> **WHAT IS NEEDED**
Make an exact copy of the records, with the images left out.

> **INPUT FOR THIS TASK**
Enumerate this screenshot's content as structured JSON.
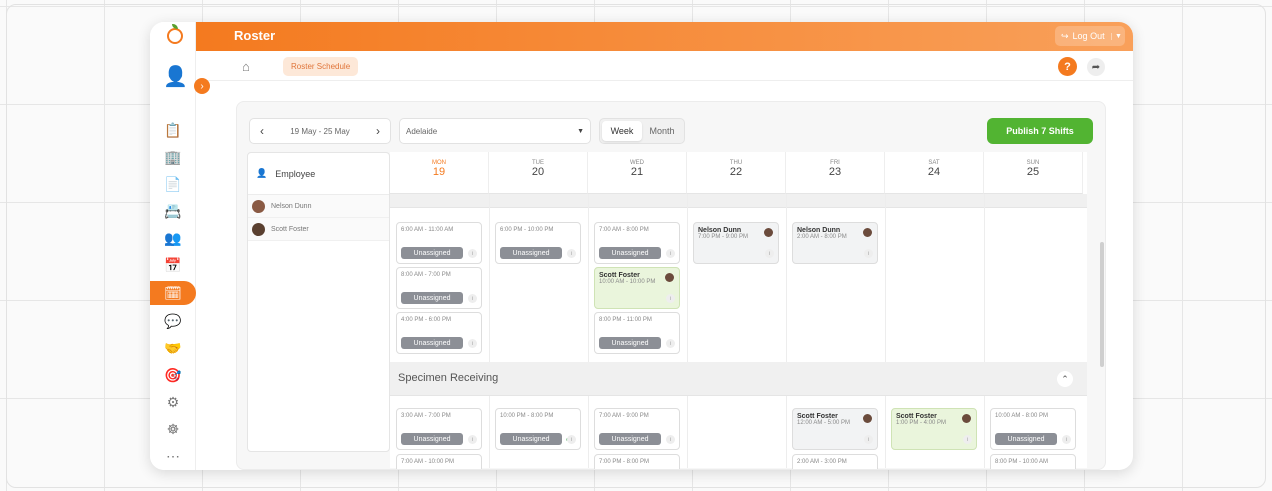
{
  "app": {
    "title": "Roster",
    "logout": "Log Out"
  },
  "breadcrumb": {
    "current": "Roster Schedule"
  },
  "toolbar": {
    "date_range": "19 May - 25 May",
    "location": "Adelaide",
    "view_week": "Week",
    "view_month": "Month",
    "publish": "Publish 7 Shifts"
  },
  "employees": {
    "header": "Employee",
    "rows": [
      "Nelson Dunn",
      "Scott Foster"
    ]
  },
  "days": [
    {
      "dow": "MON",
      "date": "19"
    },
    {
      "dow": "TUE",
      "date": "20"
    },
    {
      "dow": "WED",
      "date": "21"
    },
    {
      "dow": "THU",
      "date": "22"
    },
    {
      "dow": "FRI",
      "date": "23"
    },
    {
      "dow": "SAT",
      "date": "24"
    },
    {
      "dow": "SUN",
      "date": "25"
    }
  ],
  "sections": {
    "second": "Specimen Receiving"
  },
  "shifts": {
    "unassigned": "Unassigned",
    "mon": [
      "6:00 AM - 11:00 AM",
      "8:00 AM - 7:00 PM",
      "4:00 PM - 6:00 PM"
    ],
    "tue": [
      "6:00 PM - 10:00 PM"
    ],
    "wed": [
      "7:00 AM - 8:00 PM",
      "8:00 PM - 11:00 PM"
    ],
    "wed_named": {
      "name": "Scott Foster",
      "time": "10:00 AM - 10:00 PM"
    },
    "thu_named": {
      "name": "Nelson Dunn",
      "time": "7:00 PM - 9:00 PM"
    },
    "fri_named": {
      "name": "Nelson Dunn",
      "time": "2:00 AM - 8:00 PM"
    },
    "s2_mon": [
      "3:00 AM - 7:00 PM",
      "7:00 AM - 10:00 PM"
    ],
    "s2_tue": [
      "10:00 PM - 8:00 PM"
    ],
    "s2_wed": [
      "7:00 AM - 9:00 PM",
      "7:00 PM - 8:00 PM"
    ],
    "s2_fri": {
      "name": "Scott Foster",
      "time": "12:00 AM - 5:00 PM",
      "extra": "2:00 AM - 3:00 PM"
    },
    "s2_sat": {
      "name": "Scott Foster",
      "time": "1:00 PM - 4:00 PM"
    },
    "s2_sun": [
      "10:00 AM - 8:00 PM",
      "8:00 PM - 10:00 AM"
    ]
  },
  "colors": {
    "accent": "#f47a1f",
    "publish": "#52b432",
    "unassigned": "#8c8f96"
  }
}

> **TASK ANSWER**
Enumerate this screenshot's content as structured JSON.
{
  "app": {
    "title": "Roster",
    "logout": "Log Out"
  },
  "breadcrumb": {
    "current": "Roster Schedule"
  },
  "toolbar": {
    "date_range": "19 May - 25 May",
    "location": "Adelaide",
    "view_week": "Week",
    "view_month": "Month",
    "publish": "Publish 7 Shifts"
  },
  "employees": {
    "header": "Employee",
    "rows": [
      "Nelson Dunn",
      "Scott Foster"
    ]
  },
  "days": [
    {
      "dow": "MON",
      "date": "19"
    },
    {
      "dow": "TUE",
      "date": "20"
    },
    {
      "dow": "WED",
      "date": "21"
    },
    {
      "dow": "THU",
      "date": "22"
    },
    {
      "dow": "FRI",
      "date": "23"
    },
    {
      "dow": "SAT",
      "date": "24"
    },
    {
      "dow": "SUN",
      "date": "25"
    }
  ],
  "sections": {
    "second": "Specimen Receiving"
  },
  "shifts": {
    "unassigned": "Unassigned",
    "mon": [
      "6:00 AM - 11:00 AM",
      "8:00 AM - 7:00 PM",
      "4:00 PM - 6:00 PM"
    ],
    "tue": [
      "6:00 PM - 10:00 PM"
    ],
    "wed": [
      "7:00 AM - 8:00 PM",
      "8:00 PM - 11:00 PM"
    ],
    "wed_named": {
      "name": "Scott Foster",
      "time": "10:00 AM - 10:00 PM"
    },
    "thu_named": {
      "name": "Nelson Dunn",
      "time": "7:00 PM - 9:00 PM"
    },
    "fri_named": {
      "name": "Nelson Dunn",
      "time": "2:00 AM - 8:00 PM"
    },
    "s2_mon": [
      "3:00 AM - 7:00 PM",
      "7:00 AM - 10:00 PM"
    ],
    "s2_tue": [
      "10:00 PM - 8:00 PM"
    ],
    "s2_wed": [
      "7:00 AM - 9:00 PM",
      "7:00 PM - 8:00 PM"
    ],
    "s2_fri": {
      "name": "Scott Foster",
      "time": "12:00 AM - 5:00 PM",
      "extra": "2:00 AM - 3:00 PM"
    },
    "s2_sat": {
      "name": "Scott Foster",
      "time": "1:00 PM - 4:00 PM"
    },
    "s2_sun": [
      "10:00 AM - 8:00 PM",
      "8:00 PM - 10:00 AM"
    ]
  },
  "colors": {
    "accent": "#f47a1f",
    "publish": "#52b432",
    "unassigned": "#8c8f96"
  }
}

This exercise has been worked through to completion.